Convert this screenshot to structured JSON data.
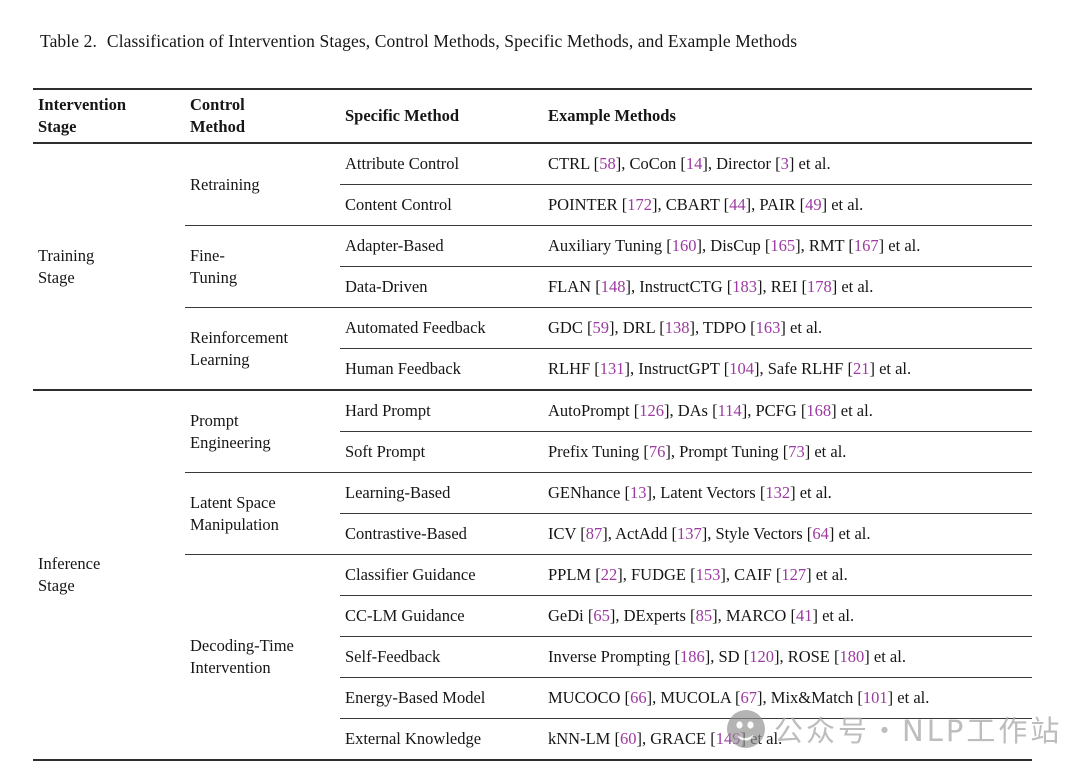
{
  "title": {
    "label": "Table 2.",
    "text": "Classification of Intervention Stages, Control Methods, Specific Methods, and Example Methods"
  },
  "colors": {
    "citation": "#9B3AA0",
    "rule_heavy": "#2e2e2e",
    "rule_light": "#3a3a3a",
    "text": "#161616",
    "watermark": "#ababab"
  },
  "table": {
    "headers": [
      "Intervention\nStage",
      "Control\nMethod",
      "Specific Method",
      "Example Methods"
    ],
    "stages": [
      {
        "stage": "Training\nStage",
        "groups": [
          {
            "control": "Retraining",
            "rows": [
              {
                "specific": "Attribute Control",
                "examples": "CTRL [58], CoCon [14], Director [3] et al."
              },
              {
                "specific": "Content Control",
                "examples": "POINTER [172], CBART [44], PAIR [49] et al."
              }
            ]
          },
          {
            "control": "Fine-\nTuning",
            "rows": [
              {
                "specific": "Adapter-Based",
                "examples": "Auxiliary Tuning [160], DisCup [165], RMT [167] et al."
              },
              {
                "specific": "Data-Driven",
                "examples": "FLAN [148], InstructCTG [183], REI [178] et al."
              }
            ]
          },
          {
            "control": "Reinforcement\nLearning",
            "rows": [
              {
                "specific": "Automated Feedback",
                "examples": "GDC [59], DRL [138], TDPO [163] et al."
              },
              {
                "specific": "Human Feedback",
                "examples": "RLHF [131], InstructGPT [104], Safe RLHF [21] et al."
              }
            ]
          }
        ]
      },
      {
        "stage": "Inference\nStage",
        "groups": [
          {
            "control": "Prompt\nEngineering",
            "rows": [
              {
                "specific": "Hard Prompt",
                "examples": "AutoPrompt [126], DAs [114], PCFG [168] et al."
              },
              {
                "specific": "Soft Prompt",
                "examples": "Prefix Tuning [76], Prompt Tuning [73] et al."
              }
            ]
          },
          {
            "control": "Latent Space\nManipulation",
            "rows": [
              {
                "specific": "Learning-Based",
                "examples": "GENhance [13], Latent Vectors [132] et al."
              },
              {
                "specific": "Contrastive-Based",
                "examples": "ICV [87], ActAdd [137], Style Vectors [64] et al."
              }
            ]
          },
          {
            "control": "Decoding-Time\nIntervention",
            "rows": [
              {
                "specific": "Classifier Guidance",
                "examples": "PPLM [22], FUDGE [153], CAIF [127] et al."
              },
              {
                "specific": "CC-LM Guidance",
                "examples": "GeDi [65], DExperts [85], MARCO [41] et al."
              },
              {
                "specific": "Self-Feedback",
                "examples": "Inverse Prompting [186], SD [120], ROSE [180] et al."
              },
              {
                "specific": "Energy-Based Model",
                "examples": "MUCOCO [66], MUCOLA [67], Mix&Match [101] et al."
              },
              {
                "specific": "External Knowledge",
                "examples": "kNN-LM [60], GRACE [149] et al."
              }
            ]
          }
        ]
      }
    ]
  },
  "watermark": {
    "icon": "wechat-icon",
    "text": "公众号・NLP工作站"
  }
}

__________________________________________________

-- What to produce --
Please repeat the entries exactly. Do not include the pictures.

-- Response --
Convert this screenshot to structured JSON data.
{
  "title": {
    "label": "Table 2.",
    "text": "Classification of Intervention Stages, Control Methods, Specific Methods, and Example Methods"
  },
  "colors": {
    "citation": "#9B3AA0",
    "rule_heavy": "#2e2e2e",
    "rule_light": "#3a3a3a",
    "text": "#161616",
    "watermark": "#ababab"
  },
  "table": {
    "headers": [
      "Intervention\nStage",
      "Control\nMethod",
      "Specific Method",
      "Example Methods"
    ],
    "stages": [
      {
        "stage": "Training\nStage",
        "groups": [
          {
            "control": "Retraining",
            "rows": [
              {
                "specific": "Attribute Control",
                "examples": "CTRL [58], CoCon [14], Director [3] et al."
              },
              {
                "specific": "Content Control",
                "examples": "POINTER [172], CBART [44], PAIR [49] et al."
              }
            ]
          },
          {
            "control": "Fine-\nTuning",
            "rows": [
              {
                "specific": "Adapter-Based",
                "examples": "Auxiliary Tuning [160], DisCup [165], RMT [167] et al."
              },
              {
                "specific": "Data-Driven",
                "examples": "FLAN [148], InstructCTG [183], REI [178] et al."
              }
            ]
          },
          {
            "control": "Reinforcement\nLearning",
            "rows": [
              {
                "specific": "Automated Feedback",
                "examples": "GDC [59], DRL [138], TDPO [163] et al."
              },
              {
                "specific": "Human Feedback",
                "examples": "RLHF [131], InstructGPT [104], Safe RLHF [21] et al."
              }
            ]
          }
        ]
      },
      {
        "stage": "Inference\nStage",
        "groups": [
          {
            "control": "Prompt\nEngineering",
            "rows": [
              {
                "specific": "Hard Prompt",
                "examples": "AutoPrompt [126], DAs [114], PCFG [168] et al."
              },
              {
                "specific": "Soft Prompt",
                "examples": "Prefix Tuning [76], Prompt Tuning [73] et al."
              }
            ]
          },
          {
            "control": "Latent Space\nManipulation",
            "rows": [
              {
                "specific": "Learning-Based",
                "examples": "GENhance [13], Latent Vectors [132] et al."
              },
              {
                "specific": "Contrastive-Based",
                "examples": "ICV [87], ActAdd [137], Style Vectors [64] et al."
              }
            ]
          },
          {
            "control": "Decoding-Time\nIntervention",
            "rows": [
              {
                "specific": "Classifier Guidance",
                "examples": "PPLM [22], FUDGE [153], CAIF [127] et al."
              },
              {
                "specific": "CC-LM Guidance",
                "examples": "GeDi [65], DExperts [85], MARCO [41] et al."
              },
              {
                "specific": "Self-Feedback",
                "examples": "Inverse Prompting [186], SD [120], ROSE [180] et al."
              },
              {
                "specific": "Energy-Based Model",
                "examples": "MUCOCO [66], MUCOLA [67], Mix&Match [101] et al."
              },
              {
                "specific": "External Knowledge",
                "examples": "kNN-LM [60], GRACE [149] et al."
              }
            ]
          }
        ]
      }
    ]
  },
  "watermark": {
    "icon": "wechat-icon",
    "text": "公众号・NLP工作站"
  }
}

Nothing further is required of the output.